[START OF ENTRIES SUPPLIED]

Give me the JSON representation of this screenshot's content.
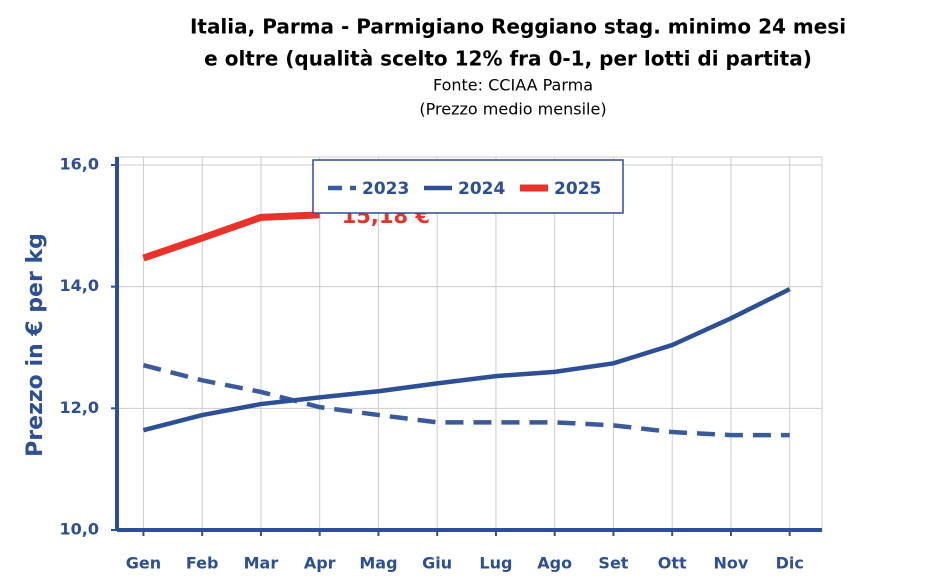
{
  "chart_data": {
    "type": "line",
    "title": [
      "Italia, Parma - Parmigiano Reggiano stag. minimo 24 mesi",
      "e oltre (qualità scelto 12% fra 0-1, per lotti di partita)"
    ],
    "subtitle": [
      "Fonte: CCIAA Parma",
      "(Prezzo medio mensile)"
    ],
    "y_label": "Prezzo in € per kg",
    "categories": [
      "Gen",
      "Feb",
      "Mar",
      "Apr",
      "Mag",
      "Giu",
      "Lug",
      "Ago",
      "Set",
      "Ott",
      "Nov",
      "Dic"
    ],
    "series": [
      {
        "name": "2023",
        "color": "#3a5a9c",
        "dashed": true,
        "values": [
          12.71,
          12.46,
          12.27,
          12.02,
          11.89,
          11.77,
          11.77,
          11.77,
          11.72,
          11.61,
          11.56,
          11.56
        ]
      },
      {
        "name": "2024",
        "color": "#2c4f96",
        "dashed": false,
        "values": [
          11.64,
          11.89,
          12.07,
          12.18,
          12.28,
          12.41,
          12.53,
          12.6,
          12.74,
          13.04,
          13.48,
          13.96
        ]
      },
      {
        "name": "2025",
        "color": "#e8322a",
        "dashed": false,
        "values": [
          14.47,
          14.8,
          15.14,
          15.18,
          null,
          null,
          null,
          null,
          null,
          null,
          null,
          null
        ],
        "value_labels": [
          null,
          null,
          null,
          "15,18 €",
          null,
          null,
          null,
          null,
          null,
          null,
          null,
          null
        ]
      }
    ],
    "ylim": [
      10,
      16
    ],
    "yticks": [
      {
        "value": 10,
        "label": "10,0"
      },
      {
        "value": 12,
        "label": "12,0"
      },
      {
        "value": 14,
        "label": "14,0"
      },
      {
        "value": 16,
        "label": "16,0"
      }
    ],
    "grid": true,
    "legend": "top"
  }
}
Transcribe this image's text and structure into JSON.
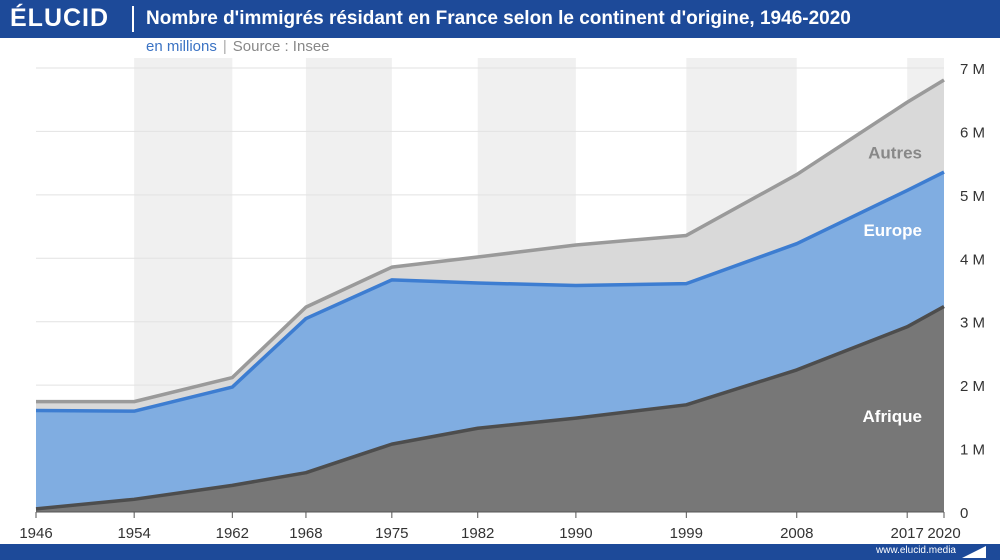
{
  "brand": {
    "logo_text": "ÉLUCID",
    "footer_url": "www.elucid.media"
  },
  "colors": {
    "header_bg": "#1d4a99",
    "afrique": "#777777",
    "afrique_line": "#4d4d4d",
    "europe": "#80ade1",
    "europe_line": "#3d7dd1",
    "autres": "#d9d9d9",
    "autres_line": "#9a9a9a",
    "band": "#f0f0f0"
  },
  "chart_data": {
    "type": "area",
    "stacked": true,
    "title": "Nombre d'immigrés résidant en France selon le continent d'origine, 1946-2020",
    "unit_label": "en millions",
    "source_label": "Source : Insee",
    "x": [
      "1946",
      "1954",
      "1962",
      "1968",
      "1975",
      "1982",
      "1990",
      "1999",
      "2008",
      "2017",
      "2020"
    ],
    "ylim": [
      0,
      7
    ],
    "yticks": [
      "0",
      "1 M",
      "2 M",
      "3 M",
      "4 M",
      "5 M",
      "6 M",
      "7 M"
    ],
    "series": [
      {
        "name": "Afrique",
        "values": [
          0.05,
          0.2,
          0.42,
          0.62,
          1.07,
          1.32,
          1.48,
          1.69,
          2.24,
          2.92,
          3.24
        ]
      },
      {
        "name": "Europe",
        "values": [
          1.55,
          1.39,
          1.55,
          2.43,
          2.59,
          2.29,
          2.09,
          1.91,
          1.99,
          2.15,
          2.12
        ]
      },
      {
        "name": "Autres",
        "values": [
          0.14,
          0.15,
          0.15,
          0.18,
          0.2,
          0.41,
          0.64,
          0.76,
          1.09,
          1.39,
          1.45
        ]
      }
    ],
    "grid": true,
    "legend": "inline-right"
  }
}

[END OF ENTRIES SUPPLIED]
[START OF ENTRIES SUPPLIED]

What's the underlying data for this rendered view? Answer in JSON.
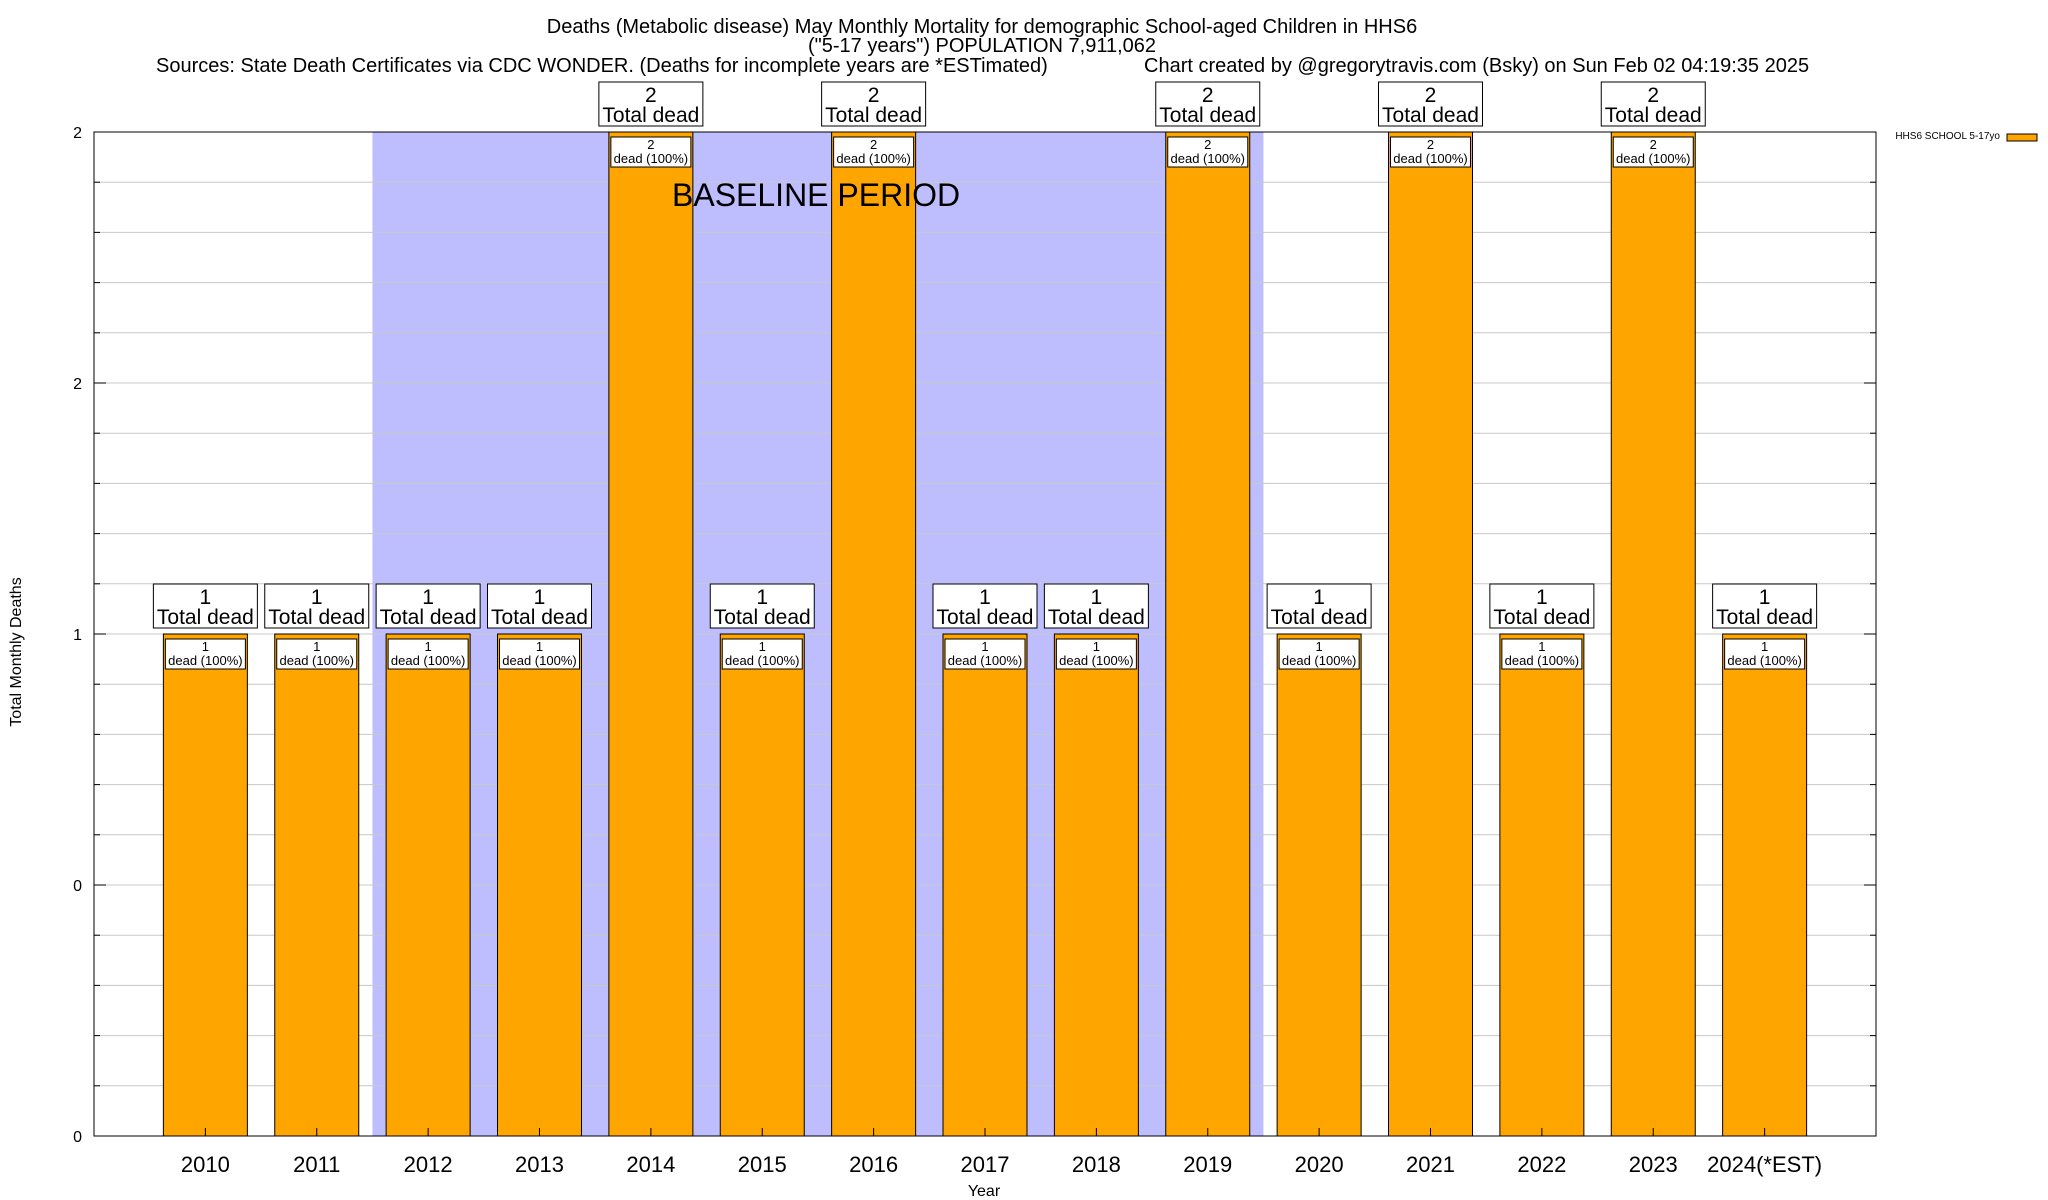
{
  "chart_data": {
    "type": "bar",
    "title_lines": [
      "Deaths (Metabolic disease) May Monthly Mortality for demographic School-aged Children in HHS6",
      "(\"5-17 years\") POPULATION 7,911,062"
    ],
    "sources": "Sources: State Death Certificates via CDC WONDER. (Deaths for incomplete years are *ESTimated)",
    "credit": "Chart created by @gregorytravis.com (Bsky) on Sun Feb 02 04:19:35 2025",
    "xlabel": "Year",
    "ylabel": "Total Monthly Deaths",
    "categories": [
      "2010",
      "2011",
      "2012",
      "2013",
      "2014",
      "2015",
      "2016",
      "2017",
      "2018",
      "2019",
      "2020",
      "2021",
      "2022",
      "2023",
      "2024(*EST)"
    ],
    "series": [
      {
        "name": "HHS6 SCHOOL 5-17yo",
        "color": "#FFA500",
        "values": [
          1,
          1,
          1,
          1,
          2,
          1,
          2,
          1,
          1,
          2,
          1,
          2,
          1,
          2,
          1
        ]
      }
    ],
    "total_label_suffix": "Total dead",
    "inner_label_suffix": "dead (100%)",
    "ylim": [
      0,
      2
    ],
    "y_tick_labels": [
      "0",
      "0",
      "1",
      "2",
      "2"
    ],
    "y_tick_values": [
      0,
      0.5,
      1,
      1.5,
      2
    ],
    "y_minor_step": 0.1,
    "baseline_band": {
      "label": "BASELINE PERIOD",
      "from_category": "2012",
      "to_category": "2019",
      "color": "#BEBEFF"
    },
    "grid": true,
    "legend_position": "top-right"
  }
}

[END OF ENTRIES SUPPLIED]

» WHAT IS ASKED: Check each line of the records above for "Prezzo", and copy those that have it.

» EXERCISE SOLUTION:
      "(Prezzo medio mensile)"
    "y_label": "Prezzo in € per kg",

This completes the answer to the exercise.